| YOUR OBJECTIVE |
Repeat each line exactly, leaving nothing out.

| DATA LINES |

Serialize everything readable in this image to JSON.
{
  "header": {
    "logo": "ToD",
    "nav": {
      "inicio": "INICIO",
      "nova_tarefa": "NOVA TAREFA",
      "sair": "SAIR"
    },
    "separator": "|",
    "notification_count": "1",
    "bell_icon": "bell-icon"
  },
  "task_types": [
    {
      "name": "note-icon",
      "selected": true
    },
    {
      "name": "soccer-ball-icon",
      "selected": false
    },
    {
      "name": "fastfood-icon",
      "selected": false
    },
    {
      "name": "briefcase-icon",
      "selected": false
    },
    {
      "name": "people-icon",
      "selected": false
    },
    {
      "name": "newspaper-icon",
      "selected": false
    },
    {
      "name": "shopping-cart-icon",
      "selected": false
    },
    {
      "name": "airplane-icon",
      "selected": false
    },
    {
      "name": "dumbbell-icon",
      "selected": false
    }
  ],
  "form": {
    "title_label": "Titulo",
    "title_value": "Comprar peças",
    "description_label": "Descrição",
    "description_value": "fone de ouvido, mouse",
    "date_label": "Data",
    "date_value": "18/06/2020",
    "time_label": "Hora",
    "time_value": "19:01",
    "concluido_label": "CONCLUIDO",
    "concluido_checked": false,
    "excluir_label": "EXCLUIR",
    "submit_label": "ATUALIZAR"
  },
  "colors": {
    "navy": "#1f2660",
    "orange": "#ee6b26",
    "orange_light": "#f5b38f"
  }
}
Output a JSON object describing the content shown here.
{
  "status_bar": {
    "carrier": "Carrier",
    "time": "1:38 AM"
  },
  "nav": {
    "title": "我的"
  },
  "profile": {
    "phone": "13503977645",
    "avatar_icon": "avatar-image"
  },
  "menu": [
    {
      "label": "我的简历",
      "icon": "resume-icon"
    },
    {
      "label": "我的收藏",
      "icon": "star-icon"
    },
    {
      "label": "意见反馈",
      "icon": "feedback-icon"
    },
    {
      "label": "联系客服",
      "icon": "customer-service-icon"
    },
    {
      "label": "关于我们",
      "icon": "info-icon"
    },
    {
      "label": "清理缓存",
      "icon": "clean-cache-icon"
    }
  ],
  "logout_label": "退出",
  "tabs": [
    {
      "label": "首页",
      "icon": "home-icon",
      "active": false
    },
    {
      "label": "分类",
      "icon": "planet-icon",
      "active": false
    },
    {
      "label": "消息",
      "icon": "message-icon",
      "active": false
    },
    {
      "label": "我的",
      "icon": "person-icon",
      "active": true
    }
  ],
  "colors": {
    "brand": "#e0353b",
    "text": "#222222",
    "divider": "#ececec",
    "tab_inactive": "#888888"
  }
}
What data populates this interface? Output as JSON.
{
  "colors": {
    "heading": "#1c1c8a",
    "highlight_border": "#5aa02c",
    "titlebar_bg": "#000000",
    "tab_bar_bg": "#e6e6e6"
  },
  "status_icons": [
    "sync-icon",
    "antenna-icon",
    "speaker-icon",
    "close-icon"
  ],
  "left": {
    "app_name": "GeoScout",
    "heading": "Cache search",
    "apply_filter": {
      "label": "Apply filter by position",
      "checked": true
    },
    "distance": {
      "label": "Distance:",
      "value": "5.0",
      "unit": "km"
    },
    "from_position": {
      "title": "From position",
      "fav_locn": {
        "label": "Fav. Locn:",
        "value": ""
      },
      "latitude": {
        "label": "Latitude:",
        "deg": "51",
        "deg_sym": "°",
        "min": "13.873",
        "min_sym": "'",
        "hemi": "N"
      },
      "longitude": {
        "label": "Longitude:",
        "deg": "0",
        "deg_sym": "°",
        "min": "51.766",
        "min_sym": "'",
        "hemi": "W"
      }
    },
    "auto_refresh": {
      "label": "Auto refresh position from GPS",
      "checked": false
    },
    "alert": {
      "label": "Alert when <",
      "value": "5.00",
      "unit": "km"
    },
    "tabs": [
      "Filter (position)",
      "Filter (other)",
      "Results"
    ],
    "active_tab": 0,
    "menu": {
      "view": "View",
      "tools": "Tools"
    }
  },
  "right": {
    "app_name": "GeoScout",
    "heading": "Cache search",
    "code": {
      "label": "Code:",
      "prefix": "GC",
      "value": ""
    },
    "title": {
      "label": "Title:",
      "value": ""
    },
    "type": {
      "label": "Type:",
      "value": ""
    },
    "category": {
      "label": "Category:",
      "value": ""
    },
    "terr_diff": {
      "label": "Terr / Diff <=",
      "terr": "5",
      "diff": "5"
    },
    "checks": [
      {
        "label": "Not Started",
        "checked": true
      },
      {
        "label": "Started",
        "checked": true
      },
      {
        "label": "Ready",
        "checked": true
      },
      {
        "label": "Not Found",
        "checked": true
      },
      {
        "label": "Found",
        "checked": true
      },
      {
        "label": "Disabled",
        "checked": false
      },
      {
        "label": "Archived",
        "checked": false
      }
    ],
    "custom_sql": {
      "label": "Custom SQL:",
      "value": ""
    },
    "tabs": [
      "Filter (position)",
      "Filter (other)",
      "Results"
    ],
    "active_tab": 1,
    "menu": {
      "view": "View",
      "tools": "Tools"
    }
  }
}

| TASK RESPONSE |
Serialize everything readable in this image to JSON.
{
  "header": {
    "logo": "ToD",
    "nav": {
      "inicio": "INICIO",
      "nova_tarefa": "NOVA TAREFA",
      "sair": "SAIR"
    },
    "separator": "|",
    "notification_count": "1",
    "bell_icon": "bell-icon"
  },
  "task_types": [
    {
      "name": "note-icon",
      "selected": true
    },
    {
      "name": "soccer-ball-icon",
      "selected": false
    },
    {
      "name": "fastfood-icon",
      "selected": false
    },
    {
      "name": "briefcase-icon",
      "selected": false
    },
    {
      "name": "people-icon",
      "selected": false
    },
    {
      "name": "newspaper-icon",
      "selected": false
    },
    {
      "name": "shopping-cart-icon",
      "selected": false
    },
    {
      "name": "airplane-icon",
      "selected": false
    },
    {
      "name": "dumbbell-icon",
      "selected": false
    }
  ],
  "form": {
    "title_label": "Titulo",
    "title_value": "Comprar peças",
    "description_label": "Descrição",
    "description_value": "fone de ouvido, mouse",
    "date_label": "Data",
    "date_value": "18/06/2020",
    "time_label": "Hora",
    "time_value": "19:01",
    "concluido_label": "CONCLUIDO",
    "concluido_checked": false,
    "excluir_label": "EXCLUIR",
    "submit_label": "ATUALIZAR"
  },
  "colors": {
    "navy": "#1f2660",
    "orange": "#ee6b26",
    "orange_light": "#f5b38f"
  }
}
Output a JSON object describing the content shown here.
{
  "status_bar": {
    "carrier": "Carrier",
    "time": "1:38 AM"
  },
  "nav": {
    "title": "我的"
  },
  "profile": {
    "phone": "13503977645",
    "avatar_icon": "avatar-image"
  },
  "menu": [
    {
      "label": "我的简历",
      "icon": "resume-icon"
    },
    {
      "label": "我的收藏",
      "icon": "star-icon"
    },
    {
      "label": "意见反馈",
      "icon": "feedback-icon"
    },
    {
      "label": "联系客服",
      "icon": "customer-service-icon"
    },
    {
      "label": "关于我们",
      "icon": "info-icon"
    },
    {
      "label": "清理缓存",
      "icon": "clean-cache-icon"
    }
  ],
  "logout_label": "退出",
  "tabs": [
    {
      "label": "首页",
      "icon": "home-icon",
      "active": false
    },
    {
      "label": "分类",
      "icon": "planet-icon",
      "active": false
    },
    {
      "label": "消息",
      "icon": "message-icon",
      "active": false
    },
    {
      "label": "我的",
      "icon": "person-icon",
      "active": true
    }
  ],
  "colors": {
    "brand": "#e0353b",
    "text": "#222222",
    "divider": "#ececec",
    "tab_inactive": "#888888"
  }
}
What data populates this interface? Output as JSON.
{
  "colors": {
    "heading": "#1c1c8a",
    "highlight_border": "#5aa02c",
    "titlebar_bg": "#000000",
    "tab_bar_bg": "#e6e6e6"
  },
  "status_icons": [
    "sync-icon",
    "antenna-icon",
    "speaker-icon",
    "close-icon"
  ],
  "left": {
    "app_name": "GeoScout",
    "heading": "Cache search",
    "apply_filter": {
      "label": "Apply filter by position",
      "checked": true
    },
    "distance": {
      "label": "Distance:",
      "value": "5.0",
      "unit": "km"
    },
    "from_position": {
      "title": "From position",
      "fav_locn": {
        "label": "Fav. Locn:",
        "value": ""
      },
      "latitude": {
        "label": "Latitude:",
        "deg": "51",
        "deg_sym": "°",
        "min": "13.873",
        "min_sym": "'",
        "hemi": "N"
      },
      "longitude": {
        "label": "Longitude:",
        "deg": "0",
        "deg_sym": "°",
        "min": "51.766",
        "min_sym": "'",
        "hemi": "W"
      }
    },
    "auto_refresh": {
      "label": "Auto refresh position from GPS",
      "checked": false
    },
    "alert": {
      "label": "Alert when <",
      "value": "5.00",
      "unit": "km"
    },
    "tabs": [
      "Filter (position)",
      "Filter (other)",
      "Results"
    ],
    "active_tab": 0,
    "menu": {
      "view": "View",
      "tools": "Tools"
    }
  },
  "right": {
    "app_name": "GeoScout",
    "heading": "Cache search",
    "code": {
      "label": "Code:",
      "prefix": "GC",
      "value": ""
    },
    "title": {
      "label": "Title:",
      "value": ""
    },
    "type": {
      "label": "Type:",
      "value": ""
    },
    "category": {
      "label": "Category:",
      "value": ""
    },
    "terr_diff": {
      "label": "Terr / Diff <=",
      "terr": "5",
      "diff": "5"
    },
    "checks": [
      {
        "label": "Not Started",
        "checked": true
      },
      {
        "label": "Started",
        "checked": true
      },
      {
        "label": "Ready",
        "checked": true
      },
      {
        "label": "Not Found",
        "checked": true
      },
      {
        "label": "Found",
        "checked": true
      },
      {
        "label": "Disabled",
        "checked": false
      },
      {
        "label": "Archived",
        "checked": false
      }
    ],
    "custom_sql": {
      "label": "Custom SQL:",
      "value": ""
    },
    "tabs": [
      "Filter (position)",
      "Filter (other)",
      "Results"
    ],
    "active_tab": 1,
    "menu": {
      "view": "View",
      "tools": "Tools"
    }
  }
}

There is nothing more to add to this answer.